● DIRECTIONS FOR THIS TASK
Leave out the images; return the rest of the data exactly.

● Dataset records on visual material
►
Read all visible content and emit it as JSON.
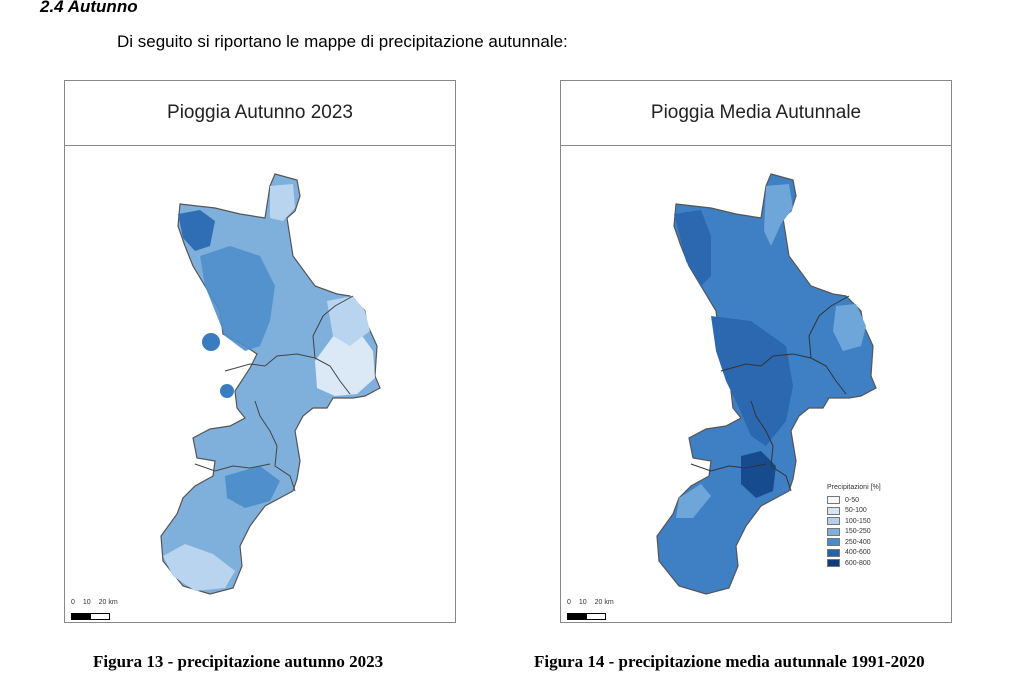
{
  "section": {
    "title": "2.4 Autunno",
    "intro": "Di seguito si riportano le mappe di precipitazione autunnale:"
  },
  "maps": [
    {
      "title": "Pioggia Autunno 2023",
      "scale_labels": [
        "0",
        "10",
        "20 km"
      ],
      "caption": "Figura 13 - precipitazione autunno 2023",
      "fill_colors": {
        "base": "#7fb0dc",
        "mid": "#4f8fcb",
        "light": "#b9d4ee",
        "pale": "#dbe9f7",
        "dark": "#2f6db4"
      }
    },
    {
      "title": "Pioggia Media Autunnale",
      "scale_labels": [
        "0",
        "10",
        "20 km"
      ],
      "caption": "Figura 14 - precipitazione media autunnale 1991-2020",
      "fill_colors": {
        "base": "#3f80c4",
        "mid": "#2b68b0",
        "light": "#6ea6d9",
        "dark": "#164b8e"
      },
      "legend": {
        "title": "Precipitazioni [%]",
        "items": [
          {
            "label": "0-50",
            "color": "#f4f8fd"
          },
          {
            "label": "50-100",
            "color": "#d7e6f5"
          },
          {
            "label": "100-150",
            "color": "#b3cfeb"
          },
          {
            "label": "150-250",
            "color": "#7fb0dc"
          },
          {
            "label": "250-400",
            "color": "#4a8ccb"
          },
          {
            "label": "400-600",
            "color": "#2363ad"
          },
          {
            "label": "600-800",
            "color": "#0f3d7a"
          }
        ]
      }
    }
  ]
}
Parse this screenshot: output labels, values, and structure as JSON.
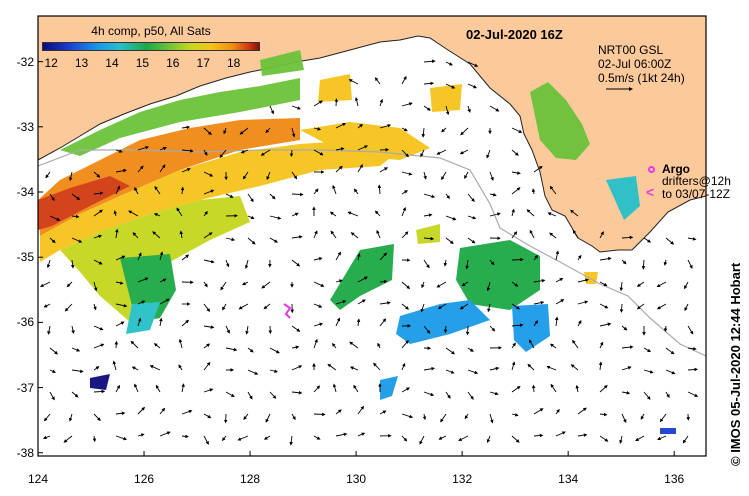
{
  "header": {
    "date_title": "02-Jul-2020 16Z",
    "credit": "© IMOS 05-Jul-2020 12:44 Hobart"
  },
  "colorbar": {
    "title": "4h comp, p50, All Sats",
    "ticks": [
      "12",
      "13",
      "14",
      "15",
      "16",
      "17",
      "18"
    ],
    "range": [
      11.7,
      18.8
    ]
  },
  "legend": {
    "product": "NRT00 GSL",
    "time": "02-Jul 06:00Z",
    "scale": "0.5m/s (1kt 24h)",
    "argo_label": "Argo",
    "drifter_line1": "drifters@12h",
    "drifter_line2": "to 03/07-12Z"
  },
  "axes": {
    "y_ticks": [
      "-32",
      "-33",
      "-34",
      "-35",
      "-36",
      "-37",
      "-38"
    ],
    "x_ticks": [
      "124",
      "126",
      "128",
      "130",
      "132",
      "134",
      "136"
    ],
    "lon_range": [
      124,
      136.6
    ],
    "lat_range": [
      -38.05,
      -31.3
    ]
  },
  "colors": {
    "land": "#fcc99a",
    "ocean": "#ffffff",
    "coast": "#222222",
    "shelf_contour": "#aaaaaa",
    "argo_marker": "#e838e0"
  }
}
◄
● PROBLEM SOLUTION
Read all visible content and emit it as JSON.
{
  "section": {
    "title": "2.4 Autunno",
    "intro": "Di seguito si riportano le mappe di precipitazione autunnale:"
  },
  "maps": [
    {
      "title": "Pioggia Autunno 2023",
      "scale_labels": [
        "0",
        "10",
        "20 km"
      ],
      "caption": "Figura 13 - precipitazione autunno 2023",
      "fill_colors": {
        "base": "#7fb0dc",
        "mid": "#4f8fcb",
        "light": "#b9d4ee",
        "pale": "#dbe9f7",
        "dark": "#2f6db4"
      }
    },
    {
      "title": "Pioggia Media Autunnale",
      "scale_labels": [
        "0",
        "10",
        "20 km"
      ],
      "caption": "Figura 14 - precipitazione media autunnale 1991-2020",
      "fill_colors": {
        "base": "#3f80c4",
        "mid": "#2b68b0",
        "light": "#6ea6d9",
        "dark": "#164b8e"
      },
      "legend": {
        "title": "Precipitazioni [%]",
        "items": [
          {
            "label": "0-50",
            "color": "#f4f8fd"
          },
          {
            "label": "50-100",
            "color": "#d7e6f5"
          },
          {
            "label": "100-150",
            "color": "#b3cfeb"
          },
          {
            "label": "150-250",
            "color": "#7fb0dc"
          },
          {
            "label": "250-400",
            "color": "#4a8ccb"
          },
          {
            "label": "400-600",
            "color": "#2363ad"
          },
          {
            "label": "600-800",
            "color": "#0f3d7a"
          }
        ]
      }
    }
  ]
}
Parse this screenshot: output labels, values, and structure as JSON.
{
  "header": {
    "date_title": "02-Jul-2020 16Z",
    "credit": "© IMOS 05-Jul-2020 12:44 Hobart"
  },
  "colorbar": {
    "title": "4h comp, p50, All Sats",
    "ticks": [
      "12",
      "13",
      "14",
      "15",
      "16",
      "17",
      "18"
    ],
    "range": [
      11.7,
      18.8
    ]
  },
  "legend": {
    "product": "NRT00 GSL",
    "time": "02-Jul 06:00Z",
    "scale": "0.5m/s (1kt 24h)",
    "argo_label": "Argo",
    "drifter_line1": "drifters@12h",
    "drifter_line2": "to 03/07-12Z"
  },
  "axes": {
    "y_ticks": [
      "-32",
      "-33",
      "-34",
      "-35",
      "-36",
      "-37",
      "-38"
    ],
    "x_ticks": [
      "124",
      "126",
      "128",
      "130",
      "132",
      "134",
      "136"
    ],
    "lon_range": [
      124,
      136.6
    ],
    "lat_range": [
      -38.05,
      -31.3
    ]
  },
  "colors": {
    "land": "#fcc99a",
    "ocean": "#ffffff",
    "coast": "#222222",
    "shelf_contour": "#aaaaaa",
    "argo_marker": "#e838e0"
  }
}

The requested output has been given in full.